## What the task asks
Which lines in the records below contain the word "variable"? Copy each one out.
───
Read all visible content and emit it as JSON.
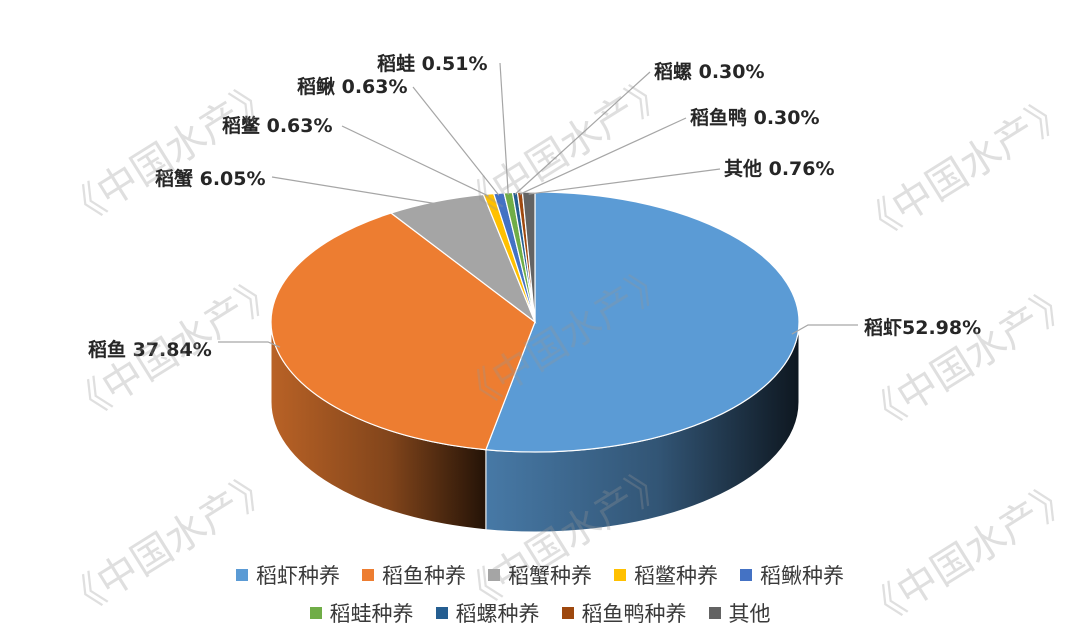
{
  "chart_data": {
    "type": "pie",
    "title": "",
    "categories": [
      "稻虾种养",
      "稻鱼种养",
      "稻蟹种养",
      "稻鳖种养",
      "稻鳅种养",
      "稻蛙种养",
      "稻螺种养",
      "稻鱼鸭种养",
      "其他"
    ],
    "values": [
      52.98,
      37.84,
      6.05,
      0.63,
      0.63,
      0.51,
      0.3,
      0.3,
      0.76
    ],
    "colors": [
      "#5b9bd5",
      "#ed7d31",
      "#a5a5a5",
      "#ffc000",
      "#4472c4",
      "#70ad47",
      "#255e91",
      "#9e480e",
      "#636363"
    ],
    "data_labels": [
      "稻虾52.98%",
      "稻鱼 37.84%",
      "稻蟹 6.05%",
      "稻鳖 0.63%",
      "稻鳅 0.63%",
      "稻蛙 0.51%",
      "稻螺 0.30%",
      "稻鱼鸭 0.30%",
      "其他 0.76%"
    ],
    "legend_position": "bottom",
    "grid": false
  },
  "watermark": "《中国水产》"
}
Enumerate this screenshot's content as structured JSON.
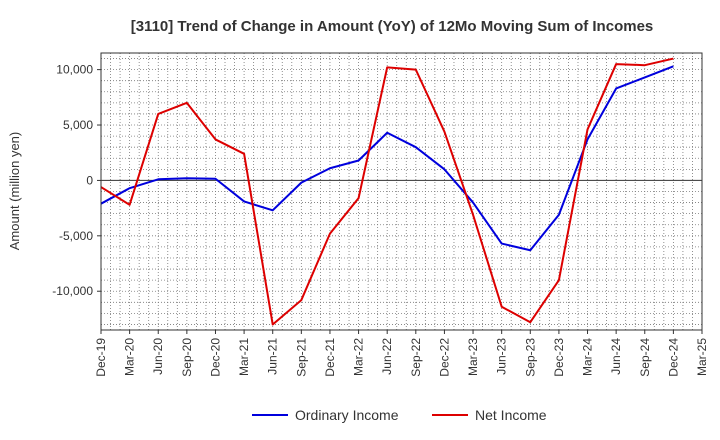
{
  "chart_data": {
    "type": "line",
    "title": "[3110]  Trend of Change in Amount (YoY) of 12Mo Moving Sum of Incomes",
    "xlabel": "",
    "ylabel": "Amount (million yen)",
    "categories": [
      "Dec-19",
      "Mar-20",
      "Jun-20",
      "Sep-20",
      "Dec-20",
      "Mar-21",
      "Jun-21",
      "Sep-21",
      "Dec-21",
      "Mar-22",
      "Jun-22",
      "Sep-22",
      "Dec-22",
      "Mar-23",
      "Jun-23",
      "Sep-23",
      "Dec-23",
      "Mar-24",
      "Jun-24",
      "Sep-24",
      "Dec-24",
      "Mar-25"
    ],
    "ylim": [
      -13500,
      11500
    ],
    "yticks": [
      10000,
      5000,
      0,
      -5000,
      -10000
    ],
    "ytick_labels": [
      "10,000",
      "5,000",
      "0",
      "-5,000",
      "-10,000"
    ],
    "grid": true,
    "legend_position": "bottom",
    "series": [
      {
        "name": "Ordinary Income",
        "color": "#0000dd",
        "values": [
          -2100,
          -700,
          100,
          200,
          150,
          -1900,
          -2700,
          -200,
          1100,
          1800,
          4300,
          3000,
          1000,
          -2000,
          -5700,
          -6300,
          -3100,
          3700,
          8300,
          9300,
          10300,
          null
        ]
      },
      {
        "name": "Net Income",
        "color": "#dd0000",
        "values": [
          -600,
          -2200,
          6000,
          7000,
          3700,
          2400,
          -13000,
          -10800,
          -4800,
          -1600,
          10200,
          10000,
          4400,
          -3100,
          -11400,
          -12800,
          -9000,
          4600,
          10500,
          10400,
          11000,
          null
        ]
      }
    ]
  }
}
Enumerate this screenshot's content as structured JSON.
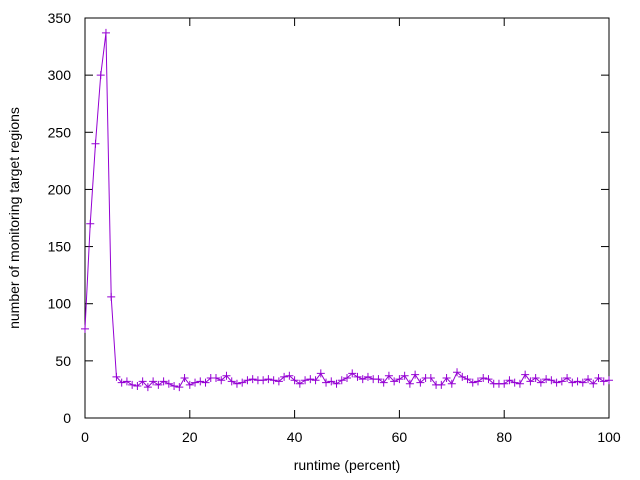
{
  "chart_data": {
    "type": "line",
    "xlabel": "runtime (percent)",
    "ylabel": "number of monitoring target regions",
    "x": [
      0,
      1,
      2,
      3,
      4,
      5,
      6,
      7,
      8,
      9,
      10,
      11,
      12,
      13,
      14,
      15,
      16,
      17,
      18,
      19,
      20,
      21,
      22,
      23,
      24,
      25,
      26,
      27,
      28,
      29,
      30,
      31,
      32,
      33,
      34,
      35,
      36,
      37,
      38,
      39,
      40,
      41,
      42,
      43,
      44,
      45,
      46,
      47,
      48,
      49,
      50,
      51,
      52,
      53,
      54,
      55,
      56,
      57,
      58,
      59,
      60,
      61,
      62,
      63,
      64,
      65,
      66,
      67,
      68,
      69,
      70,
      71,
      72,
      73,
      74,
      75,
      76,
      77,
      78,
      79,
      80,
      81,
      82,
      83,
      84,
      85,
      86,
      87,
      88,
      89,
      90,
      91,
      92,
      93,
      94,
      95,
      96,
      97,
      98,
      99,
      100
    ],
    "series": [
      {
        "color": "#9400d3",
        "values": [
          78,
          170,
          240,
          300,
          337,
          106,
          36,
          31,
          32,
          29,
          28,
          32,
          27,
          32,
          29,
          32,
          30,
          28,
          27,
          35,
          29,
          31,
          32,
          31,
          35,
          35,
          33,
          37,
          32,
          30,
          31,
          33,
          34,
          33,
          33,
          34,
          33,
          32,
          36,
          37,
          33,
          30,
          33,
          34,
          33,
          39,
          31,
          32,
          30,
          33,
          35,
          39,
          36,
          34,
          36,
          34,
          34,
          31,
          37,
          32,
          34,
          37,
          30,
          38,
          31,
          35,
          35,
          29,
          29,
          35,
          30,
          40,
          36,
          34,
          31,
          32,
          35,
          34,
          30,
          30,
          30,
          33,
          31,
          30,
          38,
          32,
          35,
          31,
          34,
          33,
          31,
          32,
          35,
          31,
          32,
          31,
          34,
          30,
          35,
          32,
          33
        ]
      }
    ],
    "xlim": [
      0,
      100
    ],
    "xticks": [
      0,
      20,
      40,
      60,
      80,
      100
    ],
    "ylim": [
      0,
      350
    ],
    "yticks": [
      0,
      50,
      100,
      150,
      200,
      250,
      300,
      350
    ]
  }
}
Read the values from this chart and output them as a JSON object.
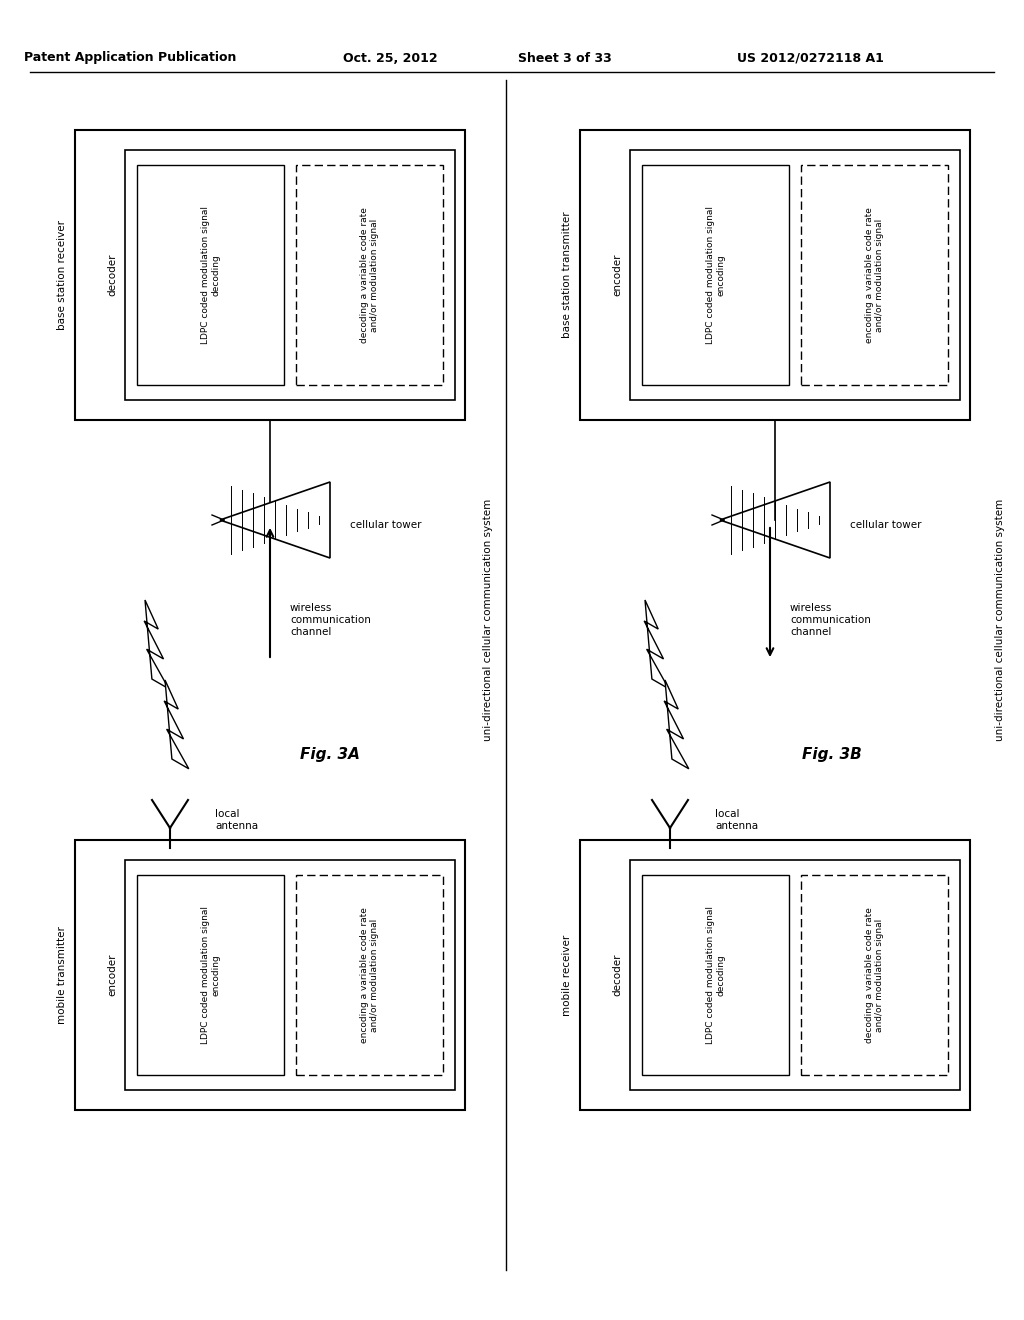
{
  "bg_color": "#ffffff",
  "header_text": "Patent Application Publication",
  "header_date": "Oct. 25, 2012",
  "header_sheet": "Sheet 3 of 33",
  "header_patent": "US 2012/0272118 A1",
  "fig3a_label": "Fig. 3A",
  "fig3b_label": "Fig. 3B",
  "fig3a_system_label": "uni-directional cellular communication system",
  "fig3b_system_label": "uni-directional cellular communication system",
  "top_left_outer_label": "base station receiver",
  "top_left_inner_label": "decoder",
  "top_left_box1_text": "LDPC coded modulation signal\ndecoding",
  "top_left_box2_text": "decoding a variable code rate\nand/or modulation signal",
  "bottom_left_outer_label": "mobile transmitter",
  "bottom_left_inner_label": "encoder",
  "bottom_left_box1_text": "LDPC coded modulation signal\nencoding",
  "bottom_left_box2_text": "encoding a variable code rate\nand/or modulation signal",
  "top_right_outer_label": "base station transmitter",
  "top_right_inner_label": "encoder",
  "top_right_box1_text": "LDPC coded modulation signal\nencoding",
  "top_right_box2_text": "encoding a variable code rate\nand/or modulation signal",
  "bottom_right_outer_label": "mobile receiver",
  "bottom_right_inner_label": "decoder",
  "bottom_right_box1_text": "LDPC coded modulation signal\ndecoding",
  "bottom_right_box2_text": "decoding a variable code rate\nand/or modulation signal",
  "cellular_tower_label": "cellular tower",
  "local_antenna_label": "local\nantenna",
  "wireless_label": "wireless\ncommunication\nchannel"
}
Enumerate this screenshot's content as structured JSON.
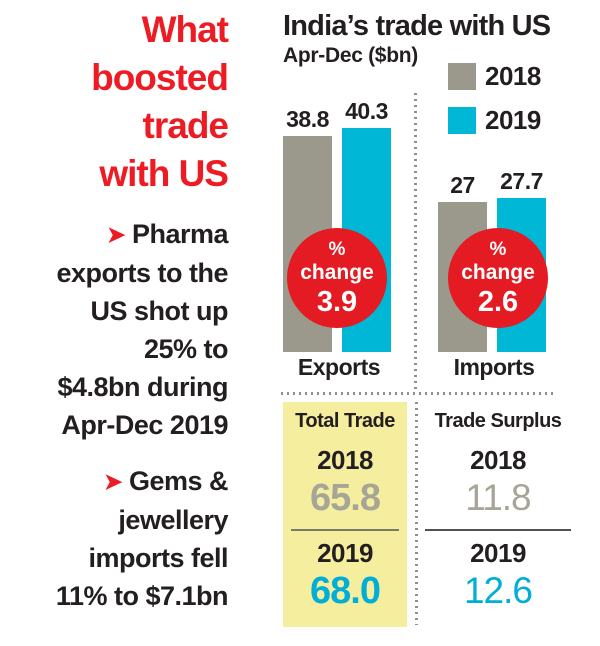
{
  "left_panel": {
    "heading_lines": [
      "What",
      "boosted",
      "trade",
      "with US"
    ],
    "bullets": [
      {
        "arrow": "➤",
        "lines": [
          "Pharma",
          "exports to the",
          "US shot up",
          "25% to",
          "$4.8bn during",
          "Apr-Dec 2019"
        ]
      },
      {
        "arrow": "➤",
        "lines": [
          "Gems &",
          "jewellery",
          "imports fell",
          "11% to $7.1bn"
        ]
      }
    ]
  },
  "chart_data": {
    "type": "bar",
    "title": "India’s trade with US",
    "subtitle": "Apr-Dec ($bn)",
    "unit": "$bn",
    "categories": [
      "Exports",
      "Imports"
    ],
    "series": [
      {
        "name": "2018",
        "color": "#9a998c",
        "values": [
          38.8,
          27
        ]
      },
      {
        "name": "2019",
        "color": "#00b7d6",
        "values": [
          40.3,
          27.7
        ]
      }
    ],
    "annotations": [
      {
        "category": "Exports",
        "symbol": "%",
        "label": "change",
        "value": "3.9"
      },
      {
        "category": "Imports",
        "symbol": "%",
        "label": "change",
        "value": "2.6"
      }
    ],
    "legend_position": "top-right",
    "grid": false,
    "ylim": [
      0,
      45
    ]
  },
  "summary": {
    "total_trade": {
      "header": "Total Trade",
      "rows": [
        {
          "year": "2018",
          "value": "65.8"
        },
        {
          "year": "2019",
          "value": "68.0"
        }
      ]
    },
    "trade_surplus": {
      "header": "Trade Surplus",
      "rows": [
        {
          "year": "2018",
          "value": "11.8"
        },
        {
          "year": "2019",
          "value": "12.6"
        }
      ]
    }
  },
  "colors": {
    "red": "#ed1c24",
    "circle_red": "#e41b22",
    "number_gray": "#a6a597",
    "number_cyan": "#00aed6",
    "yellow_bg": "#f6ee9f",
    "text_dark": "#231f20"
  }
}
───
## Exercise result
  "top_left_box2_text": "decoding a variable code rate\nand/or modulation signal",
  "bottom_left_box2_text": "encoding a variable code rate\nand/or modulation signal",
  "top_right_box2_text": "encoding a variable code rate\nand/or modulation signal",
  "bottom_right_box2_text": "decoding a variable code rate\nand/or modulation signal",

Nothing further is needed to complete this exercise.